Data extracted from a collection
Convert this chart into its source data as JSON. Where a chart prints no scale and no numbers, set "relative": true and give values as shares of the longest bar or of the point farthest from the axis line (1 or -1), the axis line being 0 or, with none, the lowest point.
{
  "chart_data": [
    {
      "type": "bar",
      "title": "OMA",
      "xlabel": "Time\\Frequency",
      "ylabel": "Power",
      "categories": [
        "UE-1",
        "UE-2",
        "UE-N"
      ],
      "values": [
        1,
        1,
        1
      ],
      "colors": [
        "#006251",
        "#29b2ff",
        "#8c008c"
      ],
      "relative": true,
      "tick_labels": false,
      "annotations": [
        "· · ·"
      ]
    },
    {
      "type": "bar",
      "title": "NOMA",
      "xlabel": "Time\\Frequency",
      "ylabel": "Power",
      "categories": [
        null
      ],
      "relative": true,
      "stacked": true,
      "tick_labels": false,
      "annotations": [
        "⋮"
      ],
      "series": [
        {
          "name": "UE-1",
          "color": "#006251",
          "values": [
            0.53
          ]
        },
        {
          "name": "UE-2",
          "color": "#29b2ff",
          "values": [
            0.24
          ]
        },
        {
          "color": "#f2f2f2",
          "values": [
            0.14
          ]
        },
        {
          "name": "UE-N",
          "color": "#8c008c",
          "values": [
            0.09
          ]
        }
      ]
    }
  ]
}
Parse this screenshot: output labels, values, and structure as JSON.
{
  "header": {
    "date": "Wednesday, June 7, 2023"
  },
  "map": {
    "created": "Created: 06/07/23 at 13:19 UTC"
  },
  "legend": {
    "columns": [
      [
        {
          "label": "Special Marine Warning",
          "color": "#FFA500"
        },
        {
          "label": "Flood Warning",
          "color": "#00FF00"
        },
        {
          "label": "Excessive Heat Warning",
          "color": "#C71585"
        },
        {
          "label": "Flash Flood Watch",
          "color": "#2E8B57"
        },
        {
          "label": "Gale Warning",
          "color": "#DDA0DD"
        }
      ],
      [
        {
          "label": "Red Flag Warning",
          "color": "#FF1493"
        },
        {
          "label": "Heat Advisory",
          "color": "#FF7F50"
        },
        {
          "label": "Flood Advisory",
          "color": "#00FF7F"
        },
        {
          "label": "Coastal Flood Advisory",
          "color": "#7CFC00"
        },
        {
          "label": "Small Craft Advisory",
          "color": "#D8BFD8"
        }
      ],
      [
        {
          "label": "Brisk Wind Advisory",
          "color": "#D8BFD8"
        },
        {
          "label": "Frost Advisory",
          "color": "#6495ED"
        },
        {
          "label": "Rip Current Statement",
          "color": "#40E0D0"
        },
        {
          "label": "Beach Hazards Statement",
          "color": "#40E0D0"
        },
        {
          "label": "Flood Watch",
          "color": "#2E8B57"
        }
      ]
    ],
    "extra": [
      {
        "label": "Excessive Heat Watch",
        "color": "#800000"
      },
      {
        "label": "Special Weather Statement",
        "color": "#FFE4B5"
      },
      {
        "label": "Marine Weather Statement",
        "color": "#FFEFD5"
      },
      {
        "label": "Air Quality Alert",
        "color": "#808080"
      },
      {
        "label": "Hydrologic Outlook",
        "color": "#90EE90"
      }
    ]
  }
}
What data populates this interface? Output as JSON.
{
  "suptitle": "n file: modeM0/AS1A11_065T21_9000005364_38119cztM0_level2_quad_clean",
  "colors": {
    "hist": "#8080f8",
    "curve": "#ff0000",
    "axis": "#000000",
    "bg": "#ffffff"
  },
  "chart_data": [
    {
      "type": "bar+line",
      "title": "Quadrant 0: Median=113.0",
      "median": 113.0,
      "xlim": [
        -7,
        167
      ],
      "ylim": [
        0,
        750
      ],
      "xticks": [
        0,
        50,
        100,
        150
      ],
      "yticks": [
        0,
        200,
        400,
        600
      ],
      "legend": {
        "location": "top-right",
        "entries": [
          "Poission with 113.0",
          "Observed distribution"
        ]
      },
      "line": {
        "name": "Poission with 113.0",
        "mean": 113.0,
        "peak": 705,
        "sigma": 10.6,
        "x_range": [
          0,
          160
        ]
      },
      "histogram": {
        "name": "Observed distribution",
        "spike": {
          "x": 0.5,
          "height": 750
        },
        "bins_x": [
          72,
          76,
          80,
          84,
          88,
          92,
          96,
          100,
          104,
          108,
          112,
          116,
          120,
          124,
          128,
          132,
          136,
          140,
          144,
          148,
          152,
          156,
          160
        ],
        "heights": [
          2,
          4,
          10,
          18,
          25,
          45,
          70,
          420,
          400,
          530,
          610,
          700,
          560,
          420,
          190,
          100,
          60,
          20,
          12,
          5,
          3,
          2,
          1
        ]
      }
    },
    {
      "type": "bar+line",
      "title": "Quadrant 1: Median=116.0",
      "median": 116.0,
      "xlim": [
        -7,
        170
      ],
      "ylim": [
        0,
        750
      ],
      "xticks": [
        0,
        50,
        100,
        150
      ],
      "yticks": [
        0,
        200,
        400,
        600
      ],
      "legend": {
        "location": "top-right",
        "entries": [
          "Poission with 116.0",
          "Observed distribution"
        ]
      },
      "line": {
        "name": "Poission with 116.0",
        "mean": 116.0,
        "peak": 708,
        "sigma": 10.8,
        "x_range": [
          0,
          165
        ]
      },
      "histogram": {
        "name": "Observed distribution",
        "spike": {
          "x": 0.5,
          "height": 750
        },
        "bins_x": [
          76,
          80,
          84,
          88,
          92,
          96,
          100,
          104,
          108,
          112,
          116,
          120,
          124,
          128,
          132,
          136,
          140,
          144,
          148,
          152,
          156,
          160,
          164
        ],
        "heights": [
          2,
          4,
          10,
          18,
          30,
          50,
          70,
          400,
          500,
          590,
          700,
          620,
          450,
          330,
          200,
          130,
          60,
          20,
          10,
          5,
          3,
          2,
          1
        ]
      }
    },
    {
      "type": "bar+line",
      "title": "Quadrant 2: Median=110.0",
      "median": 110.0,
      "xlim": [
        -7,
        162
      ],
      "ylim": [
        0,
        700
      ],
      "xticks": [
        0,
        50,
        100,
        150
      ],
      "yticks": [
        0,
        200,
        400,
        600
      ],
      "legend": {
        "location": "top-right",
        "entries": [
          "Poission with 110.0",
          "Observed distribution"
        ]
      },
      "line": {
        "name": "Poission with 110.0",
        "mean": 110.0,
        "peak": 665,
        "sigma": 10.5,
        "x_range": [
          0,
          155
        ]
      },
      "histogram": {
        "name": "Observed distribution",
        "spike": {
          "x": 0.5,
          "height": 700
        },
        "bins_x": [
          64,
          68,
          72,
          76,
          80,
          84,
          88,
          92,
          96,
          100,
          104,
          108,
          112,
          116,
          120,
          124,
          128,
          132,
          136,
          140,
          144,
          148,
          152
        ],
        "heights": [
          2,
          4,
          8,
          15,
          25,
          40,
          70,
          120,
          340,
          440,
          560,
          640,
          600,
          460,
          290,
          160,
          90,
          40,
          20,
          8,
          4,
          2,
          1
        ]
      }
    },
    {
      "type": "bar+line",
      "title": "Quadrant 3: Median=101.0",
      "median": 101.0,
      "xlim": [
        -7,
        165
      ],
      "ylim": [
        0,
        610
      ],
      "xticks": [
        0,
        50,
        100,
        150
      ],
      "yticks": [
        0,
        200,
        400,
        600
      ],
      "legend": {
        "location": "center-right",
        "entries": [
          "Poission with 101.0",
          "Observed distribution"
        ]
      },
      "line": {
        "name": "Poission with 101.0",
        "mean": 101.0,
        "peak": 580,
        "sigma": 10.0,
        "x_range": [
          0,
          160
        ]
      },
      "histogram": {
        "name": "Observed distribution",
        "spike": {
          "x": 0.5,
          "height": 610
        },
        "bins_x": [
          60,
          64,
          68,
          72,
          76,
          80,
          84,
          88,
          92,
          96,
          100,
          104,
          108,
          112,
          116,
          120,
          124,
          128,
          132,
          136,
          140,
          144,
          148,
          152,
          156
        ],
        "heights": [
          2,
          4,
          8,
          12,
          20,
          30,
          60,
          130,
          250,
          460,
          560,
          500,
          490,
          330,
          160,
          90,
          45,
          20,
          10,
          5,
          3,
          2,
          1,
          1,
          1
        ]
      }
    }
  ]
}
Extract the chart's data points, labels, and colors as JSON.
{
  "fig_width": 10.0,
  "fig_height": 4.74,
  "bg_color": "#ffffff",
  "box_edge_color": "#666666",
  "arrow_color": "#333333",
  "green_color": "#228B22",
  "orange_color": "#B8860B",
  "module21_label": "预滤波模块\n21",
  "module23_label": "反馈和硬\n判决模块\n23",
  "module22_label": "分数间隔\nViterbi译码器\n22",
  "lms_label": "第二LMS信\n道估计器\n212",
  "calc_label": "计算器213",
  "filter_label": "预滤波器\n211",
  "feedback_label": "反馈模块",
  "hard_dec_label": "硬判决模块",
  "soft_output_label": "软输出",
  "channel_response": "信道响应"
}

AIM:
In the records above, locate the line that contains "Extract the chart's". Repeat it and every line after it, exactly, and nothing else.

SOLUTION TO THE PROBLEM:
Extract the chart's data points, labels, and colors as JSON.
{
  "fig_width": 10.0,
  "fig_height": 4.74,
  "bg_color": "#ffffff",
  "box_edge_color": "#666666",
  "arrow_color": "#333333",
  "green_color": "#228B22",
  "orange_color": "#B8860B",
  "module21_label": "预滤波模块\n21",
  "module23_label": "反馈和硬\n判决模块\n23",
  "module22_label": "分数间隔\nViterbi译码器\n22",
  "lms_label": "第二LMS信\n道估计器\n212",
  "calc_label": "计算器213",
  "filter_label": "预滤波器\n211",
  "feedback_label": "反馈模块",
  "hard_dec_label": "硬判决模块",
  "soft_output_label": "软输出",
  "channel_response": "信道响应"
}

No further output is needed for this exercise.